Aim:
Reproduce every entry exactly, without alteration.

Chart and figure data
──────

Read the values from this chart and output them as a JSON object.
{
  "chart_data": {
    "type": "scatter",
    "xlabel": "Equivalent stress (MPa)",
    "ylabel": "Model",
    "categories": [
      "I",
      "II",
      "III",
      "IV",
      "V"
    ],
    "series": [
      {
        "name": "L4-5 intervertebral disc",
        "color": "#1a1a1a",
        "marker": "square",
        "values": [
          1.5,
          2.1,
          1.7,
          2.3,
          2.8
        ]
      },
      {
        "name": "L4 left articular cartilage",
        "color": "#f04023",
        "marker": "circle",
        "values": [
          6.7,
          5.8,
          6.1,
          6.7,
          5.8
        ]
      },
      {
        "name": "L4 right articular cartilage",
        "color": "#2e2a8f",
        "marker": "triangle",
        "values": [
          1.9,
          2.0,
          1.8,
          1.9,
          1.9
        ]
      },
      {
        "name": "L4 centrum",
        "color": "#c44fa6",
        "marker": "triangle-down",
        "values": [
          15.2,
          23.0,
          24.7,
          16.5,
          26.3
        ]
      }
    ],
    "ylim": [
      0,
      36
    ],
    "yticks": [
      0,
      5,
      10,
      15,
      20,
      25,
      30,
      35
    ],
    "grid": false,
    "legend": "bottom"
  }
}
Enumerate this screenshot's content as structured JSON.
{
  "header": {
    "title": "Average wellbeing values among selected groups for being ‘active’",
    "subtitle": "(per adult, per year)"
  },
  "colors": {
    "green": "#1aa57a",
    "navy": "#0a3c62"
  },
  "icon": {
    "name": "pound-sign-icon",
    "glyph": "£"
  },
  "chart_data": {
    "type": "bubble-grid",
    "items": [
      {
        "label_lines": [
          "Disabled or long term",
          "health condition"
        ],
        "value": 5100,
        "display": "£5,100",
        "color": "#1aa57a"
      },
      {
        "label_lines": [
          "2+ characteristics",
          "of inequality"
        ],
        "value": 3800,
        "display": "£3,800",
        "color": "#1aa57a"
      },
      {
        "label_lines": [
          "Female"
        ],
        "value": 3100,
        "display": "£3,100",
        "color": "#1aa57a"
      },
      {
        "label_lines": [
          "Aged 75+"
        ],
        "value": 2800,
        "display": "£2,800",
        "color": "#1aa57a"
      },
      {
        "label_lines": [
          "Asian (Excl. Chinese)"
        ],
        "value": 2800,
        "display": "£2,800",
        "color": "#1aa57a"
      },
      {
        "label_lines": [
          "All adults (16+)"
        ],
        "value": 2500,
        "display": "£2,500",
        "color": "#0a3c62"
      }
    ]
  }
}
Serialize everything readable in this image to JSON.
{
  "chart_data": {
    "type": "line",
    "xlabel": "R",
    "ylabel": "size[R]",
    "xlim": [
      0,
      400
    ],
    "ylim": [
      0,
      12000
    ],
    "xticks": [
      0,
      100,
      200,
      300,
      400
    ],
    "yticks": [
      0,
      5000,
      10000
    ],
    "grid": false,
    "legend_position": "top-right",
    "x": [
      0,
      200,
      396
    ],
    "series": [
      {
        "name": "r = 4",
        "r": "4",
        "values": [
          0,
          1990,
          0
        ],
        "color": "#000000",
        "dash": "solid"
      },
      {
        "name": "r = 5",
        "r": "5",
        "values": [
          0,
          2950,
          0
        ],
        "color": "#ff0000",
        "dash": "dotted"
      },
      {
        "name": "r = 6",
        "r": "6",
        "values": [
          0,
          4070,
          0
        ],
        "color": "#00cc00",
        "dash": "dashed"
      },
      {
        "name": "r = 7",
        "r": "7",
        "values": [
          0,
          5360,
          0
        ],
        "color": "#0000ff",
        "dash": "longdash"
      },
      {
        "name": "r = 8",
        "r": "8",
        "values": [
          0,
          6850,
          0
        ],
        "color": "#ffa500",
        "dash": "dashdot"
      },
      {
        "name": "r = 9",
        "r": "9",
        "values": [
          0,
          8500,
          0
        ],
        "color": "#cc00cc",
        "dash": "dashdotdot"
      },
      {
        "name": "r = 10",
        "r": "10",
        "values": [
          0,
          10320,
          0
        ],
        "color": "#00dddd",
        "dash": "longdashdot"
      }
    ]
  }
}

──────

Answer to the problem:
Read the values from this chart and output them as a JSON object.
{
  "chart_data": {
    "type": "scatter",
    "xlabel": "Equivalent stress (MPa)",
    "ylabel": "Model",
    "categories": [
      "I",
      "II",
      "III",
      "IV",
      "V"
    ],
    "series": [
      {
        "name": "L4-5 intervertebral disc",
        "color": "#1a1a1a",
        "marker": "square",
        "values": [
          1.5,
          2.1,
          1.7,
          2.3,
          2.8
        ]
      },
      {
        "name": "L4 left articular cartilage",
        "color": "#f04023",
        "marker": "circle",
        "values": [
          6.7,
          5.8,
          6.1,
          6.7,
          5.8
        ]
      },
      {
        "name": "L4 right articular cartilage",
        "color": "#2e2a8f",
        "marker": "triangle",
        "values": [
          1.9,
          2.0,
          1.8,
          1.9,
          1.9
        ]
      },
      {
        "name": "L4 centrum",
        "color": "#c44fa6",
        "marker": "triangle-down",
        "values": [
          15.2,
          23.0,
          24.7,
          16.5,
          26.3
        ]
      }
    ],
    "ylim": [
      0,
      36
    ],
    "yticks": [
      0,
      5,
      10,
      15,
      20,
      25,
      30,
      35
    ],
    "grid": false,
    "legend": "bottom"
  }
}
Enumerate this screenshot's content as structured JSON.
{
  "header": {
    "title": "Average wellbeing values among selected groups for being ‘active’",
    "subtitle": "(per adult, per year)"
  },
  "colors": {
    "green": "#1aa57a",
    "navy": "#0a3c62"
  },
  "icon": {
    "name": "pound-sign-icon",
    "glyph": "£"
  },
  "chart_data": {
    "type": "bubble-grid",
    "items": [
      {
        "label_lines": [
          "Disabled or long term",
          "health condition"
        ],
        "value": 5100,
        "display": "£5,100",
        "color": "#1aa57a"
      },
      {
        "label_lines": [
          "2+ characteristics",
          "of inequality"
        ],
        "value": 3800,
        "display": "£3,800",
        "color": "#1aa57a"
      },
      {
        "label_lines": [
          "Female"
        ],
        "value": 3100,
        "display": "£3,100",
        "color": "#1aa57a"
      },
      {
        "label_lines": [
          "Aged 75+"
        ],
        "value": 2800,
        "display": "£2,800",
        "color": "#1aa57a"
      },
      {
        "label_lines": [
          "Asian (Excl. Chinese)"
        ],
        "value": 2800,
        "display": "£2,800",
        "color": "#1aa57a"
      },
      {
        "label_lines": [
          "All adults (16+)"
        ],
        "value": 2500,
        "display": "£2,500",
        "color": "#0a3c62"
      }
    ]
  }
}
Serialize everything readable in this image to JSON.
{
  "chart_data": {
    "type": "line",
    "xlabel": "R",
    "ylabel": "size[R]",
    "xlim": [
      0,
      400
    ],
    "ylim": [
      0,
      12000
    ],
    "xticks": [
      0,
      100,
      200,
      300,
      400
    ],
    "yticks": [
      0,
      5000,
      10000
    ],
    "grid": false,
    "legend_position": "top-right",
    "x": [
      0,
      200,
      396
    ],
    "series": [
      {
        "name": "r = 4",
        "r": "4",
        "values": [
          0,
          1990,
          0
        ],
        "color": "#000000",
        "dash": "solid"
      },
      {
        "name": "r = 5",
        "r": "5",
        "values": [
          0,
          2950,
          0
        ],
        "color": "#ff0000",
        "dash": "dotted"
      },
      {
        "name": "r = 6",
        "r": "6",
        "values": [
          0,
          4070,
          0
        ],
        "color": "#00cc00",
        "dash": "dashed"
      },
      {
        "name": "r = 7",
        "r": "7",
        "values": [
          0,
          5360,
          0
        ],
        "color": "#0000ff",
        "dash": "longdash"
      },
      {
        "name": "r = 8",
        "r": "8",
        "values": [
          0,
          6850,
          0
        ],
        "color": "#ffa500",
        "dash": "dashdot"
      },
      {
        "name": "r = 9",
        "r": "9",
        "values": [
          0,
          8500,
          0
        ],
        "color": "#cc00cc",
        "dash": "dashdotdot"
      },
      {
        "name": "r = 10",
        "r": "10",
        "values": [
          0,
          10320,
          0
        ],
        "color": "#00dddd",
        "dash": "longdashdot"
      }
    ]
  }
}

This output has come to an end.